#### RECORDS FOR THIS EXERCISE

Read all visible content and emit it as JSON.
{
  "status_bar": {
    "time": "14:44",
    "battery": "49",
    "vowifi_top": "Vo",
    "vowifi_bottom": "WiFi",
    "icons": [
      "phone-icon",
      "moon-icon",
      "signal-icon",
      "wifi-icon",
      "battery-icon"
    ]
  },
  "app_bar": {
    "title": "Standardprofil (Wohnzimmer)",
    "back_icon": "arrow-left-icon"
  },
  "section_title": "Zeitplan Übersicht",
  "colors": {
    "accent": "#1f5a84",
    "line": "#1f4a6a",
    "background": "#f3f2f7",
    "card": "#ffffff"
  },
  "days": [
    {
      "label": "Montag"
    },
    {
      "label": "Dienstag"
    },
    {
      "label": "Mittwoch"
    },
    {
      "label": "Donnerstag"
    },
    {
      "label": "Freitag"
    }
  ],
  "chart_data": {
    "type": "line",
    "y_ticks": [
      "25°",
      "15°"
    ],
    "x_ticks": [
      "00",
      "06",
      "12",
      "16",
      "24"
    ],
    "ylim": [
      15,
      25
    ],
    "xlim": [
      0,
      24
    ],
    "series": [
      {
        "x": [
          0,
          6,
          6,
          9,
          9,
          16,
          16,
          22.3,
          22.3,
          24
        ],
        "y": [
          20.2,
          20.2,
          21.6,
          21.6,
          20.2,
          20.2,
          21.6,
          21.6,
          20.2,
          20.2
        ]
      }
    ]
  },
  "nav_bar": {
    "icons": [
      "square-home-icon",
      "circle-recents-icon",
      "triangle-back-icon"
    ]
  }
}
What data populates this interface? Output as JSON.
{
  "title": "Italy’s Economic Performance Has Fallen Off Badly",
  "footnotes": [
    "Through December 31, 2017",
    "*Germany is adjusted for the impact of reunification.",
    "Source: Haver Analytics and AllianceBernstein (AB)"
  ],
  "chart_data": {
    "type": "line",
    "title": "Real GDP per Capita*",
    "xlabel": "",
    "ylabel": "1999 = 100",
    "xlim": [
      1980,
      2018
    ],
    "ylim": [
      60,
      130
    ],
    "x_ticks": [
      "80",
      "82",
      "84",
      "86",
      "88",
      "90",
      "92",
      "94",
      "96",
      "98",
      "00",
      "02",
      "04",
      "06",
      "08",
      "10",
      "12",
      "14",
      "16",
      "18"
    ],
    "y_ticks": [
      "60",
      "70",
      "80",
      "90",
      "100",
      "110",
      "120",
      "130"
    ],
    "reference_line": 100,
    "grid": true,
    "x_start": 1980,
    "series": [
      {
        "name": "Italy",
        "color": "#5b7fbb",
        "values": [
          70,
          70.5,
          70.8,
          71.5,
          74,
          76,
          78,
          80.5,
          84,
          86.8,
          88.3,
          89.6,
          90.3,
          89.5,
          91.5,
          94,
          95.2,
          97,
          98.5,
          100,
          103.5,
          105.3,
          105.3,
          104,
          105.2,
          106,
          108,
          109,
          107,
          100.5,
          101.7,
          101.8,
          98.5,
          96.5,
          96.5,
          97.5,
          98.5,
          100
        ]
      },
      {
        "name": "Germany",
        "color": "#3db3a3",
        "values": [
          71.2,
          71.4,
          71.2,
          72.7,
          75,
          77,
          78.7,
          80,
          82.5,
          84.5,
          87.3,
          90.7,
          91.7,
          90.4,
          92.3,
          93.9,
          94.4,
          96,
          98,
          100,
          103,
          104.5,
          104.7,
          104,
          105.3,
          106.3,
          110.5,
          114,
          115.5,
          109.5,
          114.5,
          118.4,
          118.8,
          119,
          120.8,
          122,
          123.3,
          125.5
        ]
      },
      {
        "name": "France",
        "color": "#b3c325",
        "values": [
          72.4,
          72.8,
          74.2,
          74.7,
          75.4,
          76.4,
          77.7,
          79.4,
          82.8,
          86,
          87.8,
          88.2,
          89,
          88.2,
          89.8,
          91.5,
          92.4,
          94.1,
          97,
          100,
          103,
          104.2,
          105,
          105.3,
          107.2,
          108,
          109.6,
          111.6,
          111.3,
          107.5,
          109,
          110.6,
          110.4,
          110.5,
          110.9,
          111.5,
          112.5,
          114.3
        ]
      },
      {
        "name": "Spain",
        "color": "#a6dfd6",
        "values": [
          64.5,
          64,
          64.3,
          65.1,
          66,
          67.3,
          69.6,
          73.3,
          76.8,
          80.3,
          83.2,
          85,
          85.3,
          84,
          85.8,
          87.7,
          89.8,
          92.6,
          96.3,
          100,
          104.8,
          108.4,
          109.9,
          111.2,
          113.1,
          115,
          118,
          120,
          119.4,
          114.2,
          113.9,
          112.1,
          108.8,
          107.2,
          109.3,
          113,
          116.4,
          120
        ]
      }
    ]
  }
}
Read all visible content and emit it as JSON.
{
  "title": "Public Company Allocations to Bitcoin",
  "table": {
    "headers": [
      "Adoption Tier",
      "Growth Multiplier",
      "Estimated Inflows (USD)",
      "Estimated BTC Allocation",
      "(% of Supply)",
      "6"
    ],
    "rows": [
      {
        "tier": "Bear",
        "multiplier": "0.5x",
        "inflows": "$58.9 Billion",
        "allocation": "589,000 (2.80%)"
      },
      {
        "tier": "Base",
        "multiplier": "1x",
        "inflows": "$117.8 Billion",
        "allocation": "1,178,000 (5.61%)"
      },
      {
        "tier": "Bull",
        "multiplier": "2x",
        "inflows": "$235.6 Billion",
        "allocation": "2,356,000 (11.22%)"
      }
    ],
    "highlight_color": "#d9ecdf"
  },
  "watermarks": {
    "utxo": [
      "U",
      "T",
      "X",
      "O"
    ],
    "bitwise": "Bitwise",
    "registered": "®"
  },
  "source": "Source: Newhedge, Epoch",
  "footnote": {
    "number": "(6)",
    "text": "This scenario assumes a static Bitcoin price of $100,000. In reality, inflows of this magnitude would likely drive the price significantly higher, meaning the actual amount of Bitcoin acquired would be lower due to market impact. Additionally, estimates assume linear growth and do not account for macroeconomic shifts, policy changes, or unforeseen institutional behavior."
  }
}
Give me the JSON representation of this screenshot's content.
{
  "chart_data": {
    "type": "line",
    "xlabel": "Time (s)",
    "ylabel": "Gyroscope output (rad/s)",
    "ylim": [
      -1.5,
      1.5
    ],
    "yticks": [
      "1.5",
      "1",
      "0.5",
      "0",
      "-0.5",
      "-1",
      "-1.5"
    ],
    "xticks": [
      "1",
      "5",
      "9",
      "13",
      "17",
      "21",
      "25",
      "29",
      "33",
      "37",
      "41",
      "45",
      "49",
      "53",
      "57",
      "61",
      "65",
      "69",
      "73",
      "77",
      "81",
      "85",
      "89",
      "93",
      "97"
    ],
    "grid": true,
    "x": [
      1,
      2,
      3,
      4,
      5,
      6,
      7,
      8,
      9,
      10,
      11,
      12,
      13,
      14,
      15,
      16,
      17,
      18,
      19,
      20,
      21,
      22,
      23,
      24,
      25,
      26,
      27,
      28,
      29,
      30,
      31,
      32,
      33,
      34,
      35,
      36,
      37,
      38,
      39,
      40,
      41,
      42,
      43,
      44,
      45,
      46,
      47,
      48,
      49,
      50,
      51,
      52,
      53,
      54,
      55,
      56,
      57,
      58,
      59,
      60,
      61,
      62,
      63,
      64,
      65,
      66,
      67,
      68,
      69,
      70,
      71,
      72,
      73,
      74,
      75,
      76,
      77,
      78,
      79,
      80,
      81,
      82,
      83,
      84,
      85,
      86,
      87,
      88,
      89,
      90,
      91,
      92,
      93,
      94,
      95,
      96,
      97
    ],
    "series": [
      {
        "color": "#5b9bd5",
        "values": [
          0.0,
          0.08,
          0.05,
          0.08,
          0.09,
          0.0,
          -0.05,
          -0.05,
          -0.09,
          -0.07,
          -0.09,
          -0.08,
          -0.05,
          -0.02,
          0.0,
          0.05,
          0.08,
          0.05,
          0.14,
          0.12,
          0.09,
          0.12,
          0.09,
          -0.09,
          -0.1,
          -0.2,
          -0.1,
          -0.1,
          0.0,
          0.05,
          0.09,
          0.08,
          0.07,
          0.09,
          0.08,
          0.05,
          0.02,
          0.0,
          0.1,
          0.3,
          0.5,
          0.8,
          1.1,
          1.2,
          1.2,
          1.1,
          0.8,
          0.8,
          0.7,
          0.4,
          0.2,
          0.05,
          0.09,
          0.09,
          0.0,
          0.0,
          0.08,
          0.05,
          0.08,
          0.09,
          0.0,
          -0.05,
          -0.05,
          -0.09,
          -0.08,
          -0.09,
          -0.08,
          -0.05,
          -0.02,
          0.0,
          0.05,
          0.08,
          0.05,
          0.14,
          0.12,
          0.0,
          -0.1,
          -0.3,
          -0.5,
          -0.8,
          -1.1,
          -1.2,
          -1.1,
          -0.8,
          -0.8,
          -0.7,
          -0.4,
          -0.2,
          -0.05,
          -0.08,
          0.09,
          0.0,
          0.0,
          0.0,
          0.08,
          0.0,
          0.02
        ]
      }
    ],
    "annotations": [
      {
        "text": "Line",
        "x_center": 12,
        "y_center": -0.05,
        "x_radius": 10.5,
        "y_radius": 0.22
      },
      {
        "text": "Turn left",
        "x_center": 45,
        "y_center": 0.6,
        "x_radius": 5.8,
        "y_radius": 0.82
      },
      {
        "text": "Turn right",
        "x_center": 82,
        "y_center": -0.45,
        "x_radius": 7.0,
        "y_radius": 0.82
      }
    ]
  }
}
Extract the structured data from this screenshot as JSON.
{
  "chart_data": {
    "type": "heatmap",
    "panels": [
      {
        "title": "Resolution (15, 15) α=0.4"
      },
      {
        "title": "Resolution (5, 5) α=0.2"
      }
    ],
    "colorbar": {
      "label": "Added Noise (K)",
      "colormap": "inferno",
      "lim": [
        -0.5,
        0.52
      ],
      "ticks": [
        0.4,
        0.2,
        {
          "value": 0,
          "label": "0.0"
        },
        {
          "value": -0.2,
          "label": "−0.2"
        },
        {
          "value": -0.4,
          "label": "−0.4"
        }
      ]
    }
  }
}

#### WHAT YOU SHOULD DO
Each line that holds the string "Germany" counts once; give the total and nothing else.

#### FINAL ANSWER
2